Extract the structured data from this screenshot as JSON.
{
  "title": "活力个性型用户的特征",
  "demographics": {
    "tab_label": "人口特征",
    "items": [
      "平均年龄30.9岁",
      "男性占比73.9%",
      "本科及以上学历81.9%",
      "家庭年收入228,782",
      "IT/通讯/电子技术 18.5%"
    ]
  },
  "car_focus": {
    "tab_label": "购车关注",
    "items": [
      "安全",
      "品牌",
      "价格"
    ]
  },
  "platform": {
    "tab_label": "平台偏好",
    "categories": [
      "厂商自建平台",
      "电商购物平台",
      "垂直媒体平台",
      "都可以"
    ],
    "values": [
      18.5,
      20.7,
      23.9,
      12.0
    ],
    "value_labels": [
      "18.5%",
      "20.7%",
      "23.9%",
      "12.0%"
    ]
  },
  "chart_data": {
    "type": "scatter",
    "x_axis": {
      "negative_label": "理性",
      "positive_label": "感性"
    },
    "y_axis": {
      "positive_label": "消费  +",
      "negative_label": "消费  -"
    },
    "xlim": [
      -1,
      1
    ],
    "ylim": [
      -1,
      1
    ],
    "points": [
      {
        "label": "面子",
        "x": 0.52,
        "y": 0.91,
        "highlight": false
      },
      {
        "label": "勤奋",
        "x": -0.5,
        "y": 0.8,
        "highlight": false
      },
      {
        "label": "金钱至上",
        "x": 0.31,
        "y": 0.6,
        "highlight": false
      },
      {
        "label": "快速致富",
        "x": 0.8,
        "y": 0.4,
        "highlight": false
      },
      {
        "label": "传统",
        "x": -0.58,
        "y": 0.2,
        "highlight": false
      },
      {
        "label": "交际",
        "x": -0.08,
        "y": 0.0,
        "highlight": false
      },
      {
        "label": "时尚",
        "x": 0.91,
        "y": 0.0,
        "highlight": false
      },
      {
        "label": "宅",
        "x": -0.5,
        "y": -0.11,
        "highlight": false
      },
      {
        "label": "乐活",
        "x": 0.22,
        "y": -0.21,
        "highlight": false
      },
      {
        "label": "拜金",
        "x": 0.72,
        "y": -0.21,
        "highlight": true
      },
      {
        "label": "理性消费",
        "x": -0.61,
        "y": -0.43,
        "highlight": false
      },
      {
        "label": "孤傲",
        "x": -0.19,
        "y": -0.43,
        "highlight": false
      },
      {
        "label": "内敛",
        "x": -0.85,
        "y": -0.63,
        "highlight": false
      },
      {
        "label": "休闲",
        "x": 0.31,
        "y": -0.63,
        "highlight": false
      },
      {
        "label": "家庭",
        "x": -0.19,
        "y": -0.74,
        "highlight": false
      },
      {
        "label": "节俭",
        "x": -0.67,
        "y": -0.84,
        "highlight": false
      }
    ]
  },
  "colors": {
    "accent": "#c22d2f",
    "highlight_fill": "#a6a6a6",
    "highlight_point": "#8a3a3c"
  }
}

·····

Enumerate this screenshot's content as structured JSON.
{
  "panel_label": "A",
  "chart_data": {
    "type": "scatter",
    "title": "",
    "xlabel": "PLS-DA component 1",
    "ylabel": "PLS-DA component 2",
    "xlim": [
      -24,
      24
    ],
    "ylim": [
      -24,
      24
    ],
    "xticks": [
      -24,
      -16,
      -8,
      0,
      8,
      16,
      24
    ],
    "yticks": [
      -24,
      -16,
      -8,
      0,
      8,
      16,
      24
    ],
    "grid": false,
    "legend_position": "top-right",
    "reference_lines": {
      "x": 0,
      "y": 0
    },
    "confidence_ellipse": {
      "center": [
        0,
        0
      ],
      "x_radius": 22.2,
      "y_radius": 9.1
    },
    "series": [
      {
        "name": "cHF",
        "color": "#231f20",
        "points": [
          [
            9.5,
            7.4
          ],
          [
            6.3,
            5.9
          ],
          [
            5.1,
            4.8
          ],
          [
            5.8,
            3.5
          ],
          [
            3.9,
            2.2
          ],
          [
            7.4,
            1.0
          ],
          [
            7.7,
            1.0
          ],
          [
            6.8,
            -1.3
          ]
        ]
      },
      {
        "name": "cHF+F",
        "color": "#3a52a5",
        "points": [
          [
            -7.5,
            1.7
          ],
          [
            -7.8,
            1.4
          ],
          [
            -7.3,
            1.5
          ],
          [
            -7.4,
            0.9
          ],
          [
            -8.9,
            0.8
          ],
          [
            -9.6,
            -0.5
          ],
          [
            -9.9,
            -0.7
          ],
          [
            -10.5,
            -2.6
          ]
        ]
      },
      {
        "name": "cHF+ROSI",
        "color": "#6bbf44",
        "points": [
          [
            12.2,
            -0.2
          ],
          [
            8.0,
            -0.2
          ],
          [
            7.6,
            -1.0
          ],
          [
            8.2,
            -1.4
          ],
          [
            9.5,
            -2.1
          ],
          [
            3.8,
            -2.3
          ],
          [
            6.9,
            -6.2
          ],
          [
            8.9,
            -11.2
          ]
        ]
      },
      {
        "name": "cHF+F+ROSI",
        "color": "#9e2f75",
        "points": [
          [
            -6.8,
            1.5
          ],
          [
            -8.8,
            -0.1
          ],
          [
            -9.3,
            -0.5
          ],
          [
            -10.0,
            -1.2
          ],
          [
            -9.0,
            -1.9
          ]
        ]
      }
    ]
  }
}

·····

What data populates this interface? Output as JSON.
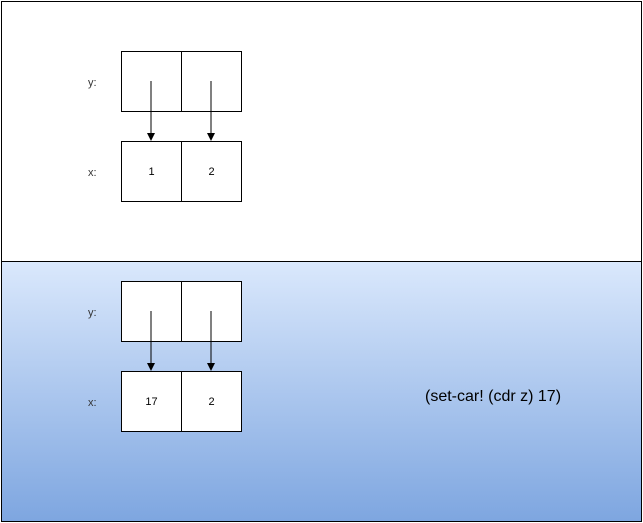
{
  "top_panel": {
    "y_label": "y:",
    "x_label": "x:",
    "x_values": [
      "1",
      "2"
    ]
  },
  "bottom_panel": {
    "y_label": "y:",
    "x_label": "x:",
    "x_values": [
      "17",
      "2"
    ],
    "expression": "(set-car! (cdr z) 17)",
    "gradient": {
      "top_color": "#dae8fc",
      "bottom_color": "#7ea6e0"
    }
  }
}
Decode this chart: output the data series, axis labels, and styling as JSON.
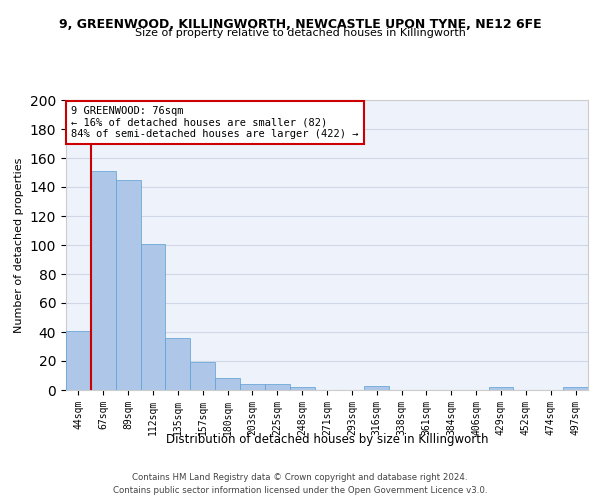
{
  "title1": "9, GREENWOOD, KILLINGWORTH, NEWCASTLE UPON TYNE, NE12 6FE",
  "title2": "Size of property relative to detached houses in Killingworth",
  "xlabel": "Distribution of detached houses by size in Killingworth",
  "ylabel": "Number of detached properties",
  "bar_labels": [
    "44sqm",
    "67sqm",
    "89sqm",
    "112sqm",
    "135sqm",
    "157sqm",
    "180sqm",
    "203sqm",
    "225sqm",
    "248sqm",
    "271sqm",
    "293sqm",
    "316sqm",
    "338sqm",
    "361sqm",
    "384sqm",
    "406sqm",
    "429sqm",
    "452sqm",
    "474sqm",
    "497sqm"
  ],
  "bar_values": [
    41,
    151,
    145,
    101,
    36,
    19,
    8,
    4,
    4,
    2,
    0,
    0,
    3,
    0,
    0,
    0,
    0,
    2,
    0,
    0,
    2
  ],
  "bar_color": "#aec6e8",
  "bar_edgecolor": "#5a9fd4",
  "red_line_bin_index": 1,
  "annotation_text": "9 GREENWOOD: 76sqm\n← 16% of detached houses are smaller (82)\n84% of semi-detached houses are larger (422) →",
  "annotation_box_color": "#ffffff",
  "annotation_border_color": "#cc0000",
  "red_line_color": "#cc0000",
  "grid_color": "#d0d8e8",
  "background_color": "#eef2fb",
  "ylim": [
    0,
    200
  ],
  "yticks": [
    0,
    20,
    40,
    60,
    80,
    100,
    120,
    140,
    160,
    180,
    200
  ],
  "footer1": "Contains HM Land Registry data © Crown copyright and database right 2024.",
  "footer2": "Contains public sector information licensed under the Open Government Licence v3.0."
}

·····

Gather all lines of the records that include the word "Contains".

  "footer1": "Contains HM Land Registry data © Crown copyright and database right 2024.",
  "footer2": "Contains public sector information licensed under the Open Government Licence v3.0."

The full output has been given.